And while waiting for all that, I did a dayhike up Mt. Moosilauke.

Moosilauke is the first mountain above treeline, and it is spectacular. I approached it from the North where the trail runs parallel to Beaver Brook for about a mile or so. But the trail is so steep here - rising something like 3000 feet in 2 miles, - so the brook is really a long series of waterfalls, all just a few yards from the trail. Actually "trail" is even a bit of misnomer; those 2 miles are so steep that it's really more like a staircase in most spots, occasionally broken up by hand-over-hand climbs. But you finally come to the end of that and at about 4500 feet, you're above treeline. It was a warm day in the valley - 80ish or so, but temperature drops about 5 degrees for every 1000 feet in altitude, and with the wind whipping over the peak, it was wonderfully cool up there. The clouds were high, so we had views forever, mountains surrounding on all sides, sitting in ranks like an audience, fading into blue with distance like they were old memories. Off in the distance, one peak was invisible - Mt. Washington, masked in clouds as it is some 300 days a year. But that was a week away; for the moment Moosilauke was more than enough. I stayed up there over 2 hours, enjoying the cold and the wind and the views and talking to various thru-hikers as well as the locals who had come up to the peak. The sun shone, white clouds pillowed the farther mountains, the chipmunks danced after the peanuts I threw to them, and it seemed I saw a smile and heard a laughing voice behind the wind. See? This is what was ahead; what you almost missed. This was always what was ahead of you.


Up above treeline, it can be easy to get lost if the clouds come down and reduce visibility, so the route is often marked by cairns, 4-or-5-foot-high piles of stones placed every 40 yards or so next to the trail. On a clear day, you can see them lining up ahead of you as far as the slope of the land will allow, but in the mist, you might only be able to see to the one immediately ahead.

In addition to the cairns put there by the trail maintainers, there are the smaller piles of rock put here by the people who travel through, often bringing up pebbles from the base of the mountain to place at the top, marking their passage. Both kinds of cairns make me think of the Israelites, wandering through the wilderness, constantly told by God to build altars. Manna falls, rain comes ... build an altar, they are told. So that when you come this way again, you will remember that something good happened here.

I sit on Moosilauke and think about this, and I realize that it is less than 48 hours since I thought about how I could be home on my sofa in less than 48 hours.

* [What is being asked] Resume the Moosilauke hike account after its last sentence and keep writing it in the same voice. The listing is separate material and has no connection to the Moosilauke hike account.

* [Data block]
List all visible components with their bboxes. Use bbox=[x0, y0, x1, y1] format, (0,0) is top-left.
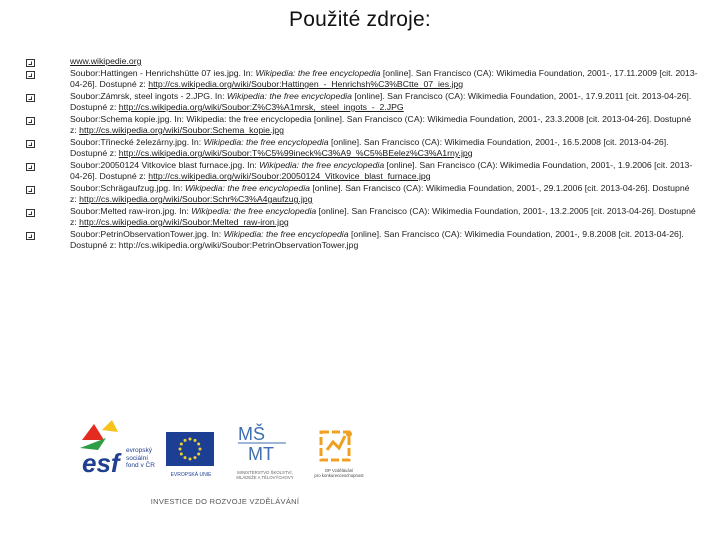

* [Output of the exercise]
I did not take a stone from the bottom to the top; but I take a pebble from someone else's altar and dropped it in my pocket before I walked down. Mt. Moosilauke has been the high point of my trail.


After Moosilauke, the trail keeps going deeper into the White Mountains. This section is generally regarded as both the most difficult and the most beautiful part of the entire trail. Having just come through it, I can only agree. The climbs here are intense, repeatedly going up two or three thousand feet in the space of a few miles, then back down again. That's about a half-mile vertically. As a result, in a lot of places the trail is basically a rock scramble, and you're using your hands nearly as much as your feet, grabbing rocks, and roots to pull up or ease down. In many places, it's all over boulders, so your feet take the pounding that comes from walking on rock all day. (Bhrama describes it as "like Pennsylvania, but vertical") It's hard to make good time like this - impossible actually - but when you get to the top, it's all worth it. First, it's the Franconia Ridge, with a couple of miles of ridge walking at about 4800 feet, again above treeline, around Mt. Lafayette. Again, the views are tremendous and the cold, clear air exhilarating. After a steep downhill into Crawford Notch, it's then another steep climb, up up up into the Presidential range, where a section of something like 16 miles above treeline.

Camping up this high presents a number of problems. First off, a hammock hanger like me is pretty much out of luck above treeline. But even people with tents are pretty reluctant to try to pitch in an area that routinely gets winds of 30,40,50 mph. or more. Finally you're technically not allowed to camp in a lot of places. Part of the reason for this is that the Appalachian Mountain Club runs a series of "huts" up here, that are basically high-altitude hostels where tourists from the city spend $80-90 a night for dinner, a bunk, breakfast and a privy. (More crucially, I guess, they enable tourists to hike hut-to-hut without heaving to carry their shelter with them.) Thru-hikers generally have the option of doing a work-for-stay in the huts - do some sweeping or some dishes and they'll let you eat the paying guests' leftovers and sleep on the dining room floor. The pros and cons of this arrangement are all pretty complicated, but I think it's safe to say most of us are not fans.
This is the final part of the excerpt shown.